## START DATA RECORDS

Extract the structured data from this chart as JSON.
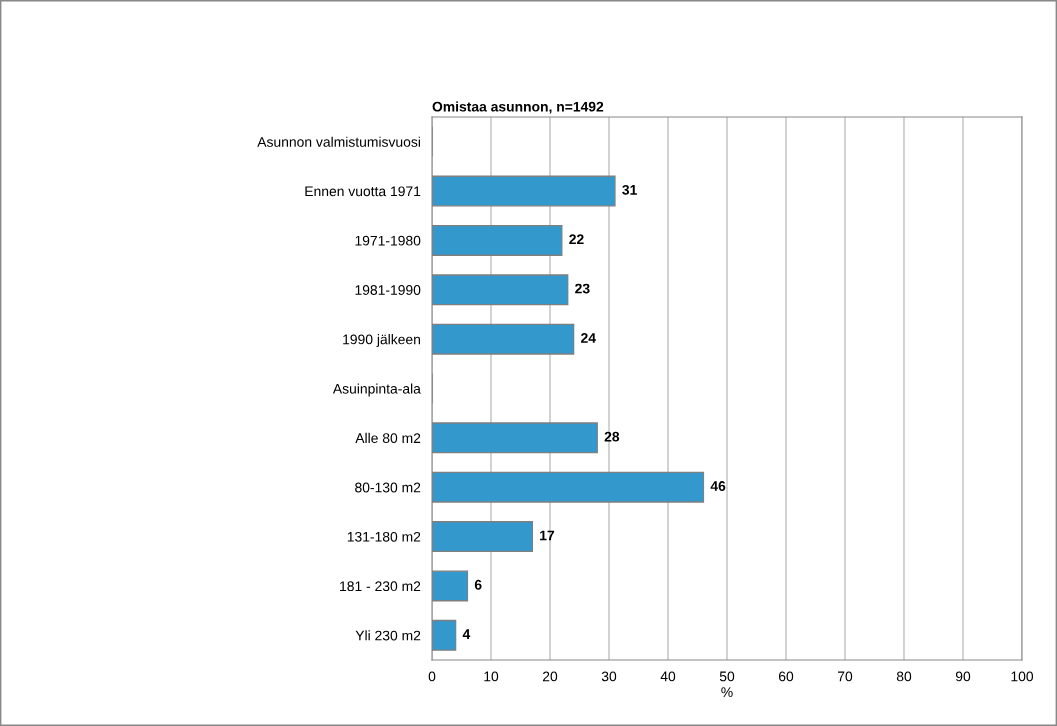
{
  "chart_data": {
    "type": "bar",
    "orientation": "horizontal",
    "title": "Omistaa asunnon, n=1492",
    "xlabel": "%",
    "categories": [
      "Asunnon valmistumisvuosi",
      "Ennen vuotta 1971",
      "1971-1980",
      "1981-1990",
      "1990 jälkeen",
      "Asuinpinta-ala",
      "Alle 80 m2",
      "80-130 m2",
      "131-180 m2",
      "181 - 230 m2",
      "Yli 230 m2"
    ],
    "values": [
      null,
      31,
      22,
      23,
      24,
      null,
      28,
      46,
      17,
      6,
      4
    ],
    "color": "#3399cc",
    "data_labels": true,
    "xlim": [
      0,
      100
    ],
    "xticks": [
      0,
      10,
      20,
      30,
      40,
      50,
      60,
      70,
      80,
      90,
      100
    ],
    "grid": "x",
    "legend": false
  }
}
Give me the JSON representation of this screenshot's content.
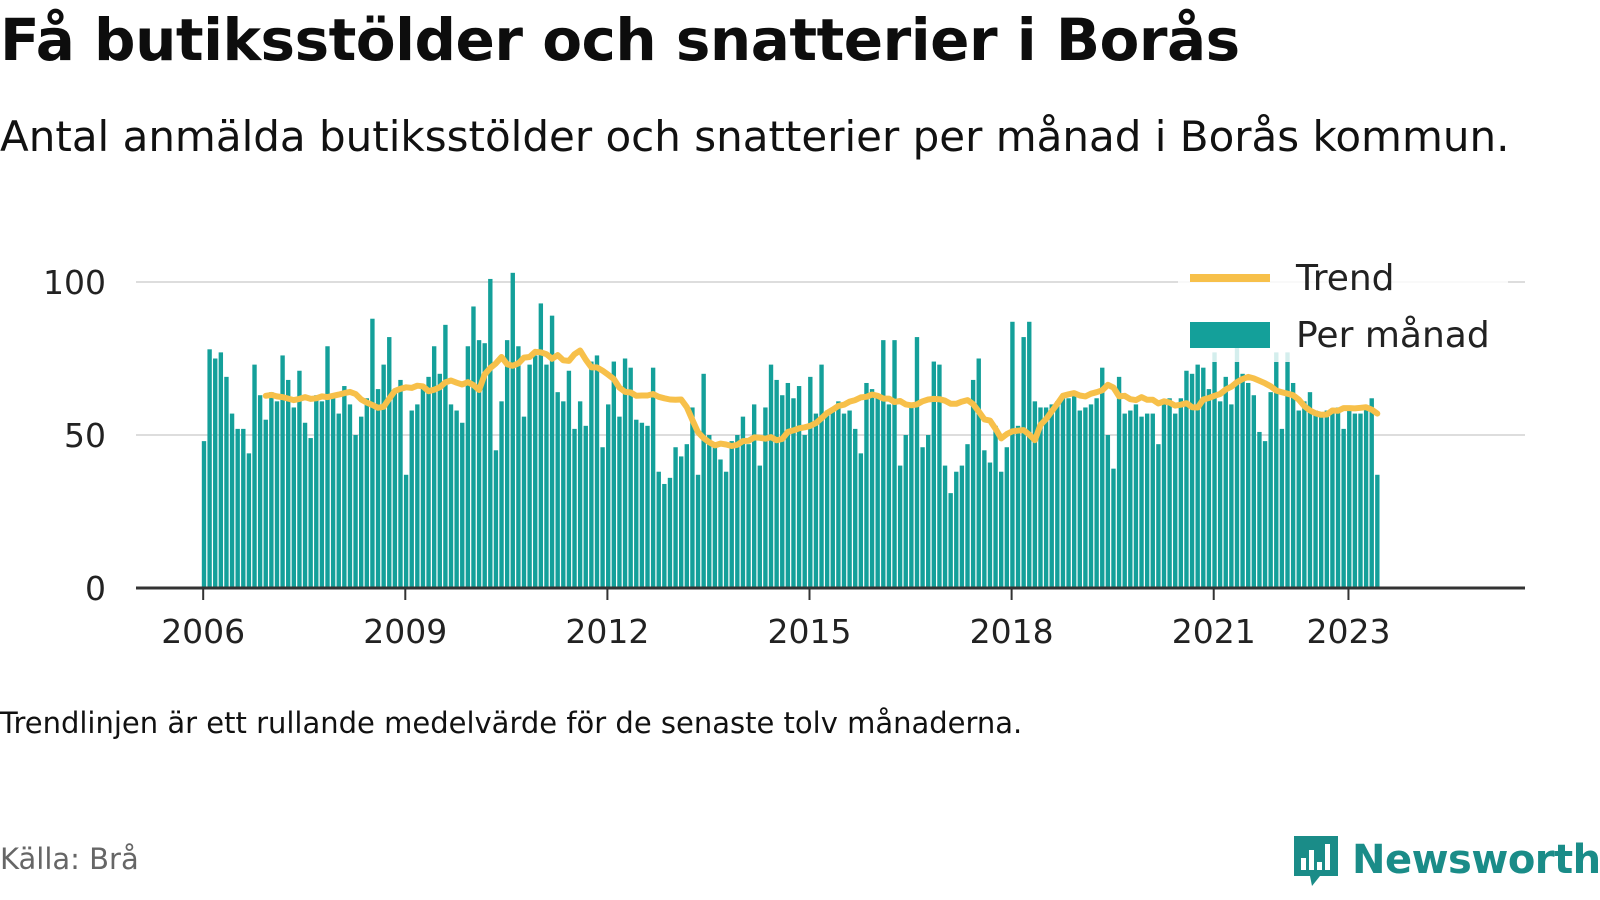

## END DATA RECORDS

_THE REQUEST_: Using the entries above, return each line in which the word "this" occurs.

_COMPLETED TASK_:
Extract the structured data from this chart as JSON.
Give me the JSON representation of this screenshot's content.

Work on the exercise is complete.